═════ Records shown
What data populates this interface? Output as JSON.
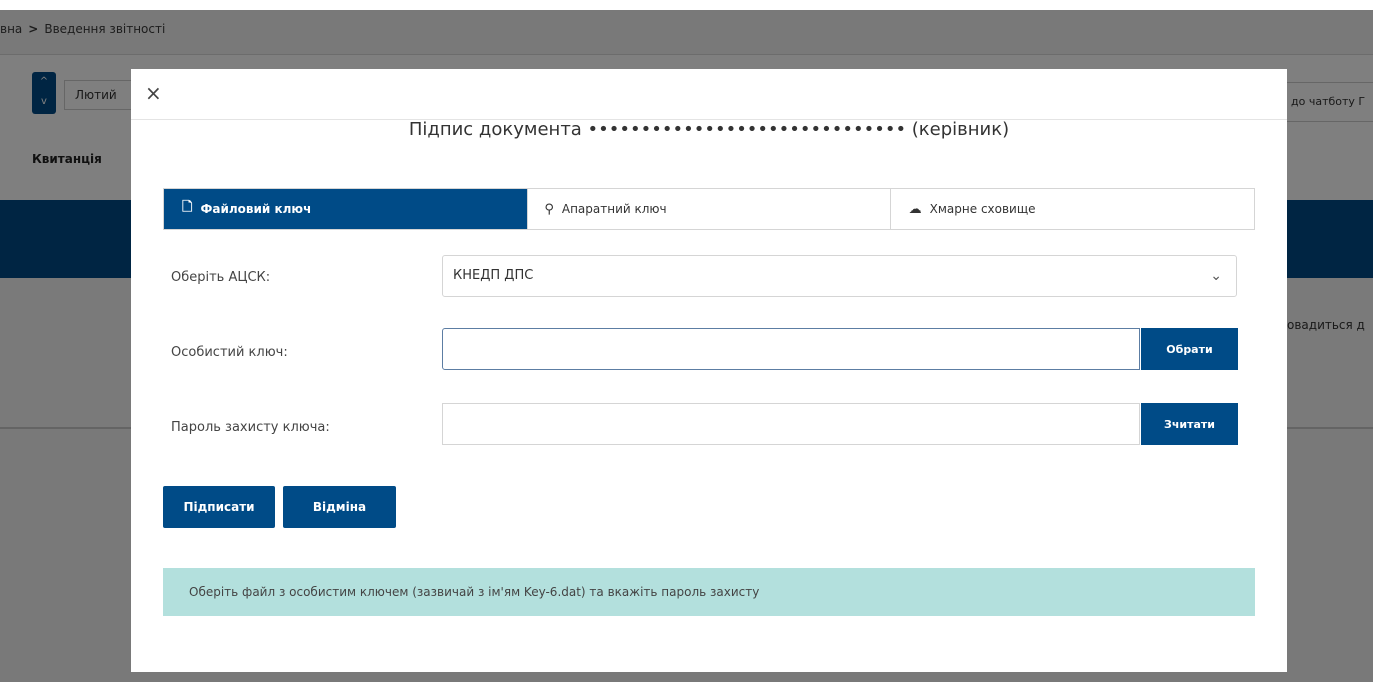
{
  "background": {
    "breadcrumb": {
      "parent": "вна",
      "separator": ">",
      "current": "Введення звітності"
    },
    "month": {
      "stepper_up": "^",
      "stepper_down": "v",
      "value": "Лютий"
    },
    "right_button": "до чатботу Г",
    "receipt_label": "Квитанція",
    "row_text": "овадиться д"
  },
  "modal": {
    "close_icon": "×",
    "title": "Підпис документа  •••••••••••••••••••••••••••••• (керівник)",
    "tabs": [
      {
        "icon": "file-icon",
        "glyph": "🗋",
        "label": "Файловий ключ",
        "active": true
      },
      {
        "icon": "search-key-icon",
        "glyph": "⚲",
        "label": "Апаратний ключ",
        "active": false
      },
      {
        "icon": "cloud-icon",
        "glyph": "☁",
        "label": "Хмарне сховище",
        "active": false
      }
    ],
    "acsk": {
      "label": "Оберіть АЦСК:",
      "value": "КНЕДП ДПС",
      "chevron": "⌄"
    },
    "private_key": {
      "label": "Особистий ключ:",
      "value": "",
      "button": "Обрати"
    },
    "password": {
      "label": "Пароль захисту ключа:",
      "value": "",
      "button": "Зчитати"
    },
    "sign_button": "Підписати",
    "cancel_button": "Відміна",
    "info": "Оберіть файл з особистим ключем (зазвичай з ім'ям Key-6.dat) та вкажіть пароль захисту"
  },
  "colors": {
    "primary": "#004b87",
    "info_bg": "#b3e0dd",
    "overlay": "rgba(0,0,0,0.5)"
  }
}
══════════
What the task requires → Copy and report every line where the word "value" is present.

Result below →
      "value": "Лютий"
      "value": "КНЕДП ДПС",
      "value": "",
      "value": "",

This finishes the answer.